> _What you need to do_
What follows is a block of records; reproduce all of it verbatim.

[Excerpt from a dataset]

■ ■ ■ ■

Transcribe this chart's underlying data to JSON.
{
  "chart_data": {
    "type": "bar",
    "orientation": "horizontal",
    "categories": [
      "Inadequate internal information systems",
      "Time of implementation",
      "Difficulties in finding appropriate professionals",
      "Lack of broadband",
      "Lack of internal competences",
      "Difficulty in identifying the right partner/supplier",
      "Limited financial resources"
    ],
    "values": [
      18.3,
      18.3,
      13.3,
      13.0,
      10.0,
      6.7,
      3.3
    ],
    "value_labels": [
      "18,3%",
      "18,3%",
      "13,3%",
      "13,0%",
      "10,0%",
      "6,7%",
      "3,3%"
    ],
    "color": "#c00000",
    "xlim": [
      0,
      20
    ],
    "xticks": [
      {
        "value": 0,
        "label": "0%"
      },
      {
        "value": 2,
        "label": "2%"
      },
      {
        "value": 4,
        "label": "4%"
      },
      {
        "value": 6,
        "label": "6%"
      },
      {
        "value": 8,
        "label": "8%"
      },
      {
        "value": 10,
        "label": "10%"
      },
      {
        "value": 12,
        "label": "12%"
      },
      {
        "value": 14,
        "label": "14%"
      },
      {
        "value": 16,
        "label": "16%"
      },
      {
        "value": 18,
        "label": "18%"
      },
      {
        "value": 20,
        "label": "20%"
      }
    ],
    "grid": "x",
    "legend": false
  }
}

■ ■ ■ ■

> _Result of this exercise_
Transcribe this chart's underlying data to JSON.
{
  "chart_data": {
    "type": "bar",
    "orientation": "horizontal",
    "categories": [
      "Inadequate internal information systems",
      "Time of implementation",
      "Difficulties in finding appropriate professionals",
      "Lack of broadband",
      "Lack of internal competences",
      "Difficulty in identifying the right partner/supplier",
      "Limited financial resources"
    ],
    "values": [
      18.3,
      18.3,
      13.3,
      13.0,
      10.0,
      6.7,
      3.3
    ],
    "value_labels": [
      "18,3%",
      "18,3%",
      "13,3%",
      "13,0%",
      "10,0%",
      "6,7%",
      "3,3%"
    ],
    "color": "#c00000",
    "xlim": [
      0,
      20
    ],
    "xticks": [
      {
        "value": 0,
        "label": "0%"
      },
      {
        "value": 2,
        "label": "2%"
      },
      {
        "value": 4,
        "label": "4%"
      },
      {
        "value": 6,
        "label": "6%"
      },
      {
        "value": 8,
        "label": "8%"
      },
      {
        "value": 10,
        "label": "10%"
      },
      {
        "value": 12,
        "label": "12%"
      },
      {
        "value": 14,
        "label": "14%"
      },
      {
        "value": 16,
        "label": "16%"
      },
      {
        "value": 18,
        "label": "18%"
      },
      {
        "value": 20,
        "label": "20%"
      }
    ],
    "grid": "x",
    "legend": false
  }
}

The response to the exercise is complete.